■ Exercise
Keep the pictures out and restate every record exactly.

-------- The input --------

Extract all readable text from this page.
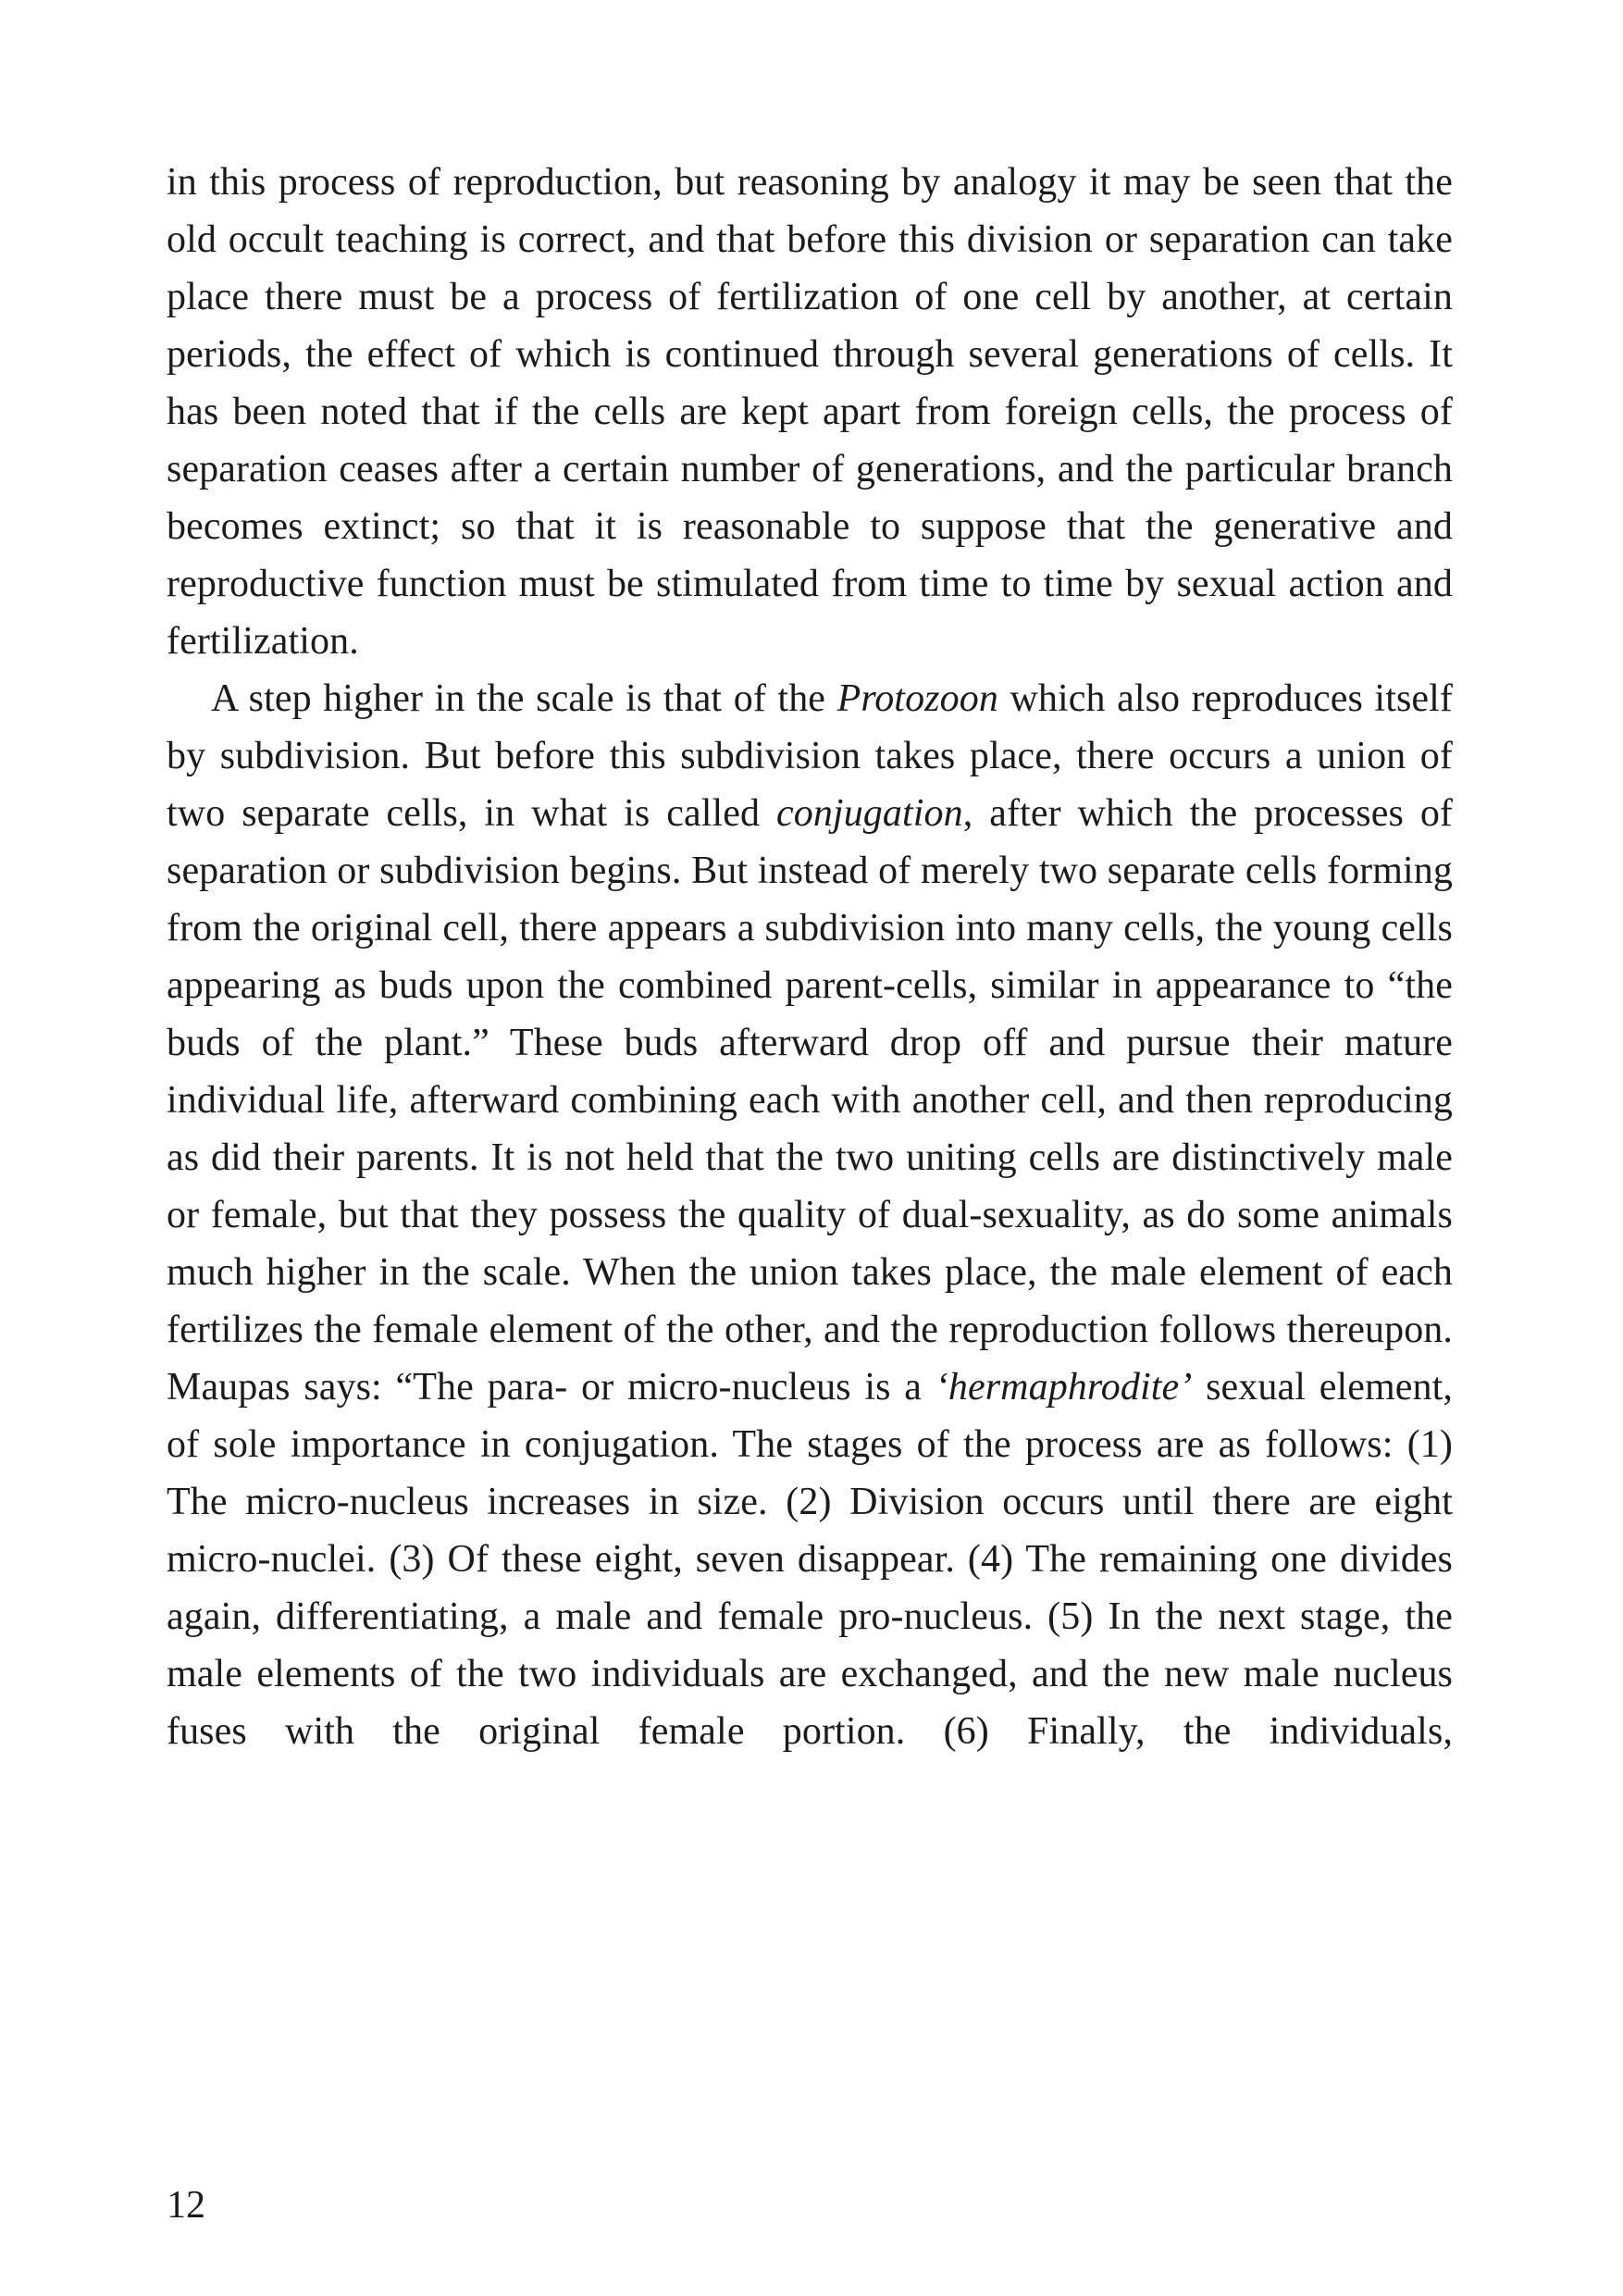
in this process of reproduction, but reasoning by analogy it may be seen that the old occult teaching is correct, and that before this division or separation can take place there must be a process of fertilization of one cell by another, at certain periods, the effect of which is continued through several generations of cells. It has been noted that if the cells are kept apart from foreign cells, the process of separation ceases after a certain number of generations, and the particular branch becomes extinct; so that it is reasonable to suppose that the generative and reproductive function must be stimulated from time to time by sexual action and fertilization.

A step higher in the scale is that of the Protozoon which also reproduces itself by subdivision. But before this subdivision takes place, there occurs a union of two separate cells, in what is called conjugation, after which the processes of separation or subdivision begins. But instead of merely two separate cells forming from the original cell, there appears a subdivision into many cells, the young cells appearing as buds upon the combined parent-cells, similar in appearance to “the buds of the plant.” These buds afterward drop off and pursue their mature individual life, afterward combining each with another cell, and then reproducing as did their parents. It is not held that the two uniting cells are distinctively male or female, but that they possess the quality of dual-sexuality, as do some animals much higher in the scale. When the union takes place, the male element of each fertilizes the female element of the other, and the reproduction follows thereupon. Maupas says: “The para- or micro-nucleus is a ‘hermaphrodite’ sexual element, of sole importance in conjugation. The stages of the process are as follows: (1) The micro-nucleus increases in size. (2) Division occurs until there are eight micro-nuclei. (3) Of these eight, seven disappear. (4) The remaining one divides again, differentiating, a male and female pro-nucleus. (5) In the next stage, the male elements of the two individuals are exchanged, and the new male nucleus fuses with the original female portion. (6) Finally, the individuals,

12
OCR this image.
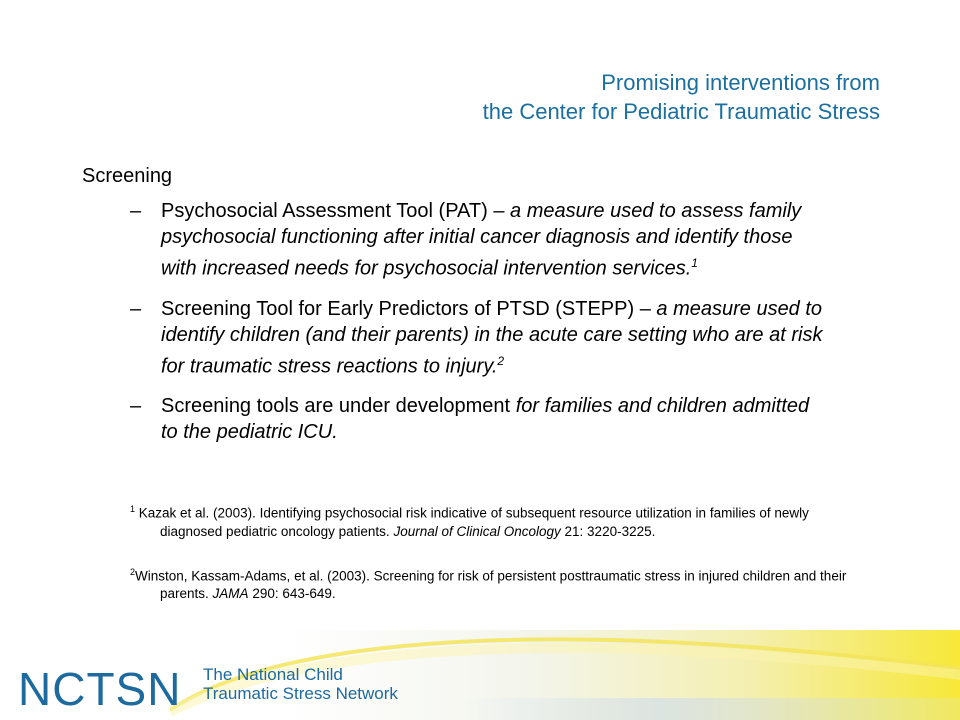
Promising interventions from
the Center for Pediatric Traumatic Stress
Screening
– Psychosocial Assessment Tool (PAT) – a measure used to assess family psychosocial functioning after initial cancer diagnosis and identify those with increased needs for psychosocial intervention services.$^1$
– Screening Tool for Early Predictors of PTSD (STEPP) – a measure used to identify children (and their parents) in the acute care setting who are at risk for traumatic stress reactions to injury.$^2$
– Screening tools are under development for families and children admitted to the pediatric ICU.
$^1$ Kazak et al. (2003). Identifying psychosocial risk indicative of subsequent resource utilization in families of newly diagnosed pediatric oncology patients. Journal of Clinical Oncology 21: 3220-3225.
$^2$Winston, Kassam-Adams, et al. (2003). Screening for risk of persistent posttraumatic stress in injured children and their parents. JAMA 290: 643-649.
NCTSN The National Child
Traumatic Stress Network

--------

■ Exercise output
Extract all readable text from this page.
in this process of reproduction, but reasoning by analogy it may be seen that the old occult teaching is correct, and that before this division or separation can take place there must be a process of fertilization of one cell by another, at certain periods, the effect of which is continued through several generations of cells. It has been noted that if the cells are kept apart from foreign cells, the process of separation ceases after a certain number of generations, and the particular branch becomes extinct; so that it is reasonable to suppose that the generative and reproductive function must be stimulated from time to time by sexual action and fertilization.

A step higher in the scale is that of the Protozoon which also reproduces itself by subdivision. But before this subdivision takes place, there occurs a union of two separate cells, in what is called conjugation, after which the processes of separation or subdivision begins. But instead of merely two separate cells forming from the original cell, there appears a subdivision into many cells, the young cells appearing as buds upon the combined parent-cells, similar in appearance to “the buds of the plant.” These buds afterward drop off and pursue their mature individual life, afterward combining each with another cell, and then reproducing as did their parents. It is not held that the two uniting cells are distinctively male or female, but that they possess the quality of dual-sexuality, as do some animals much higher in the scale. When the union takes place, the male element of each fertilizes the female element of the other, and the reproduction follows thereupon. Maupas says: “The para- or micro-nucleus is a ‘hermaphrodite’ sexual element, of sole importance in conjugation. The stages of the process are as follows: (1) The micro-nucleus increases in size. (2) Division occurs until there are eight micro-nuclei. (3) Of these eight, seven disappear. (4) The remaining one divides again, differentiating, a male and female pro-nucleus. (5) In the next stage, the male elements of the two individuals are exchanged, and the new male nucleus fuses with the original female portion. (6) Finally, the individuals,

12
OCR this image.
Promising interventions from
the Center for Pediatric Traumatic Stress
Screening
– Psychosocial Assessment Tool (PAT) – a measure used to assess family psychosocial functioning after initial cancer diagnosis and identify those with increased needs for psychosocial intervention services.$^1$
– Screening Tool for Early Predictors of PTSD (STEPP) – a measure used to identify children (and their parents) in the acute care setting who are at risk for traumatic stress reactions to injury.$^2$
– Screening tools are under development for families and children admitted to the pediatric ICU.
$^1$ Kazak et al. (2003). Identifying psychosocial risk indicative of subsequent resource utilization in families of newly diagnosed pediatric oncology patients. Journal of Clinical Oncology 21: 3220-3225.
$^2$Winston, Kassam-Adams, et al. (2003). Screening for risk of persistent posttraumatic stress in injured children and their parents. JAMA 290: 643-649.
NCTSN The National Child
Traumatic Stress Network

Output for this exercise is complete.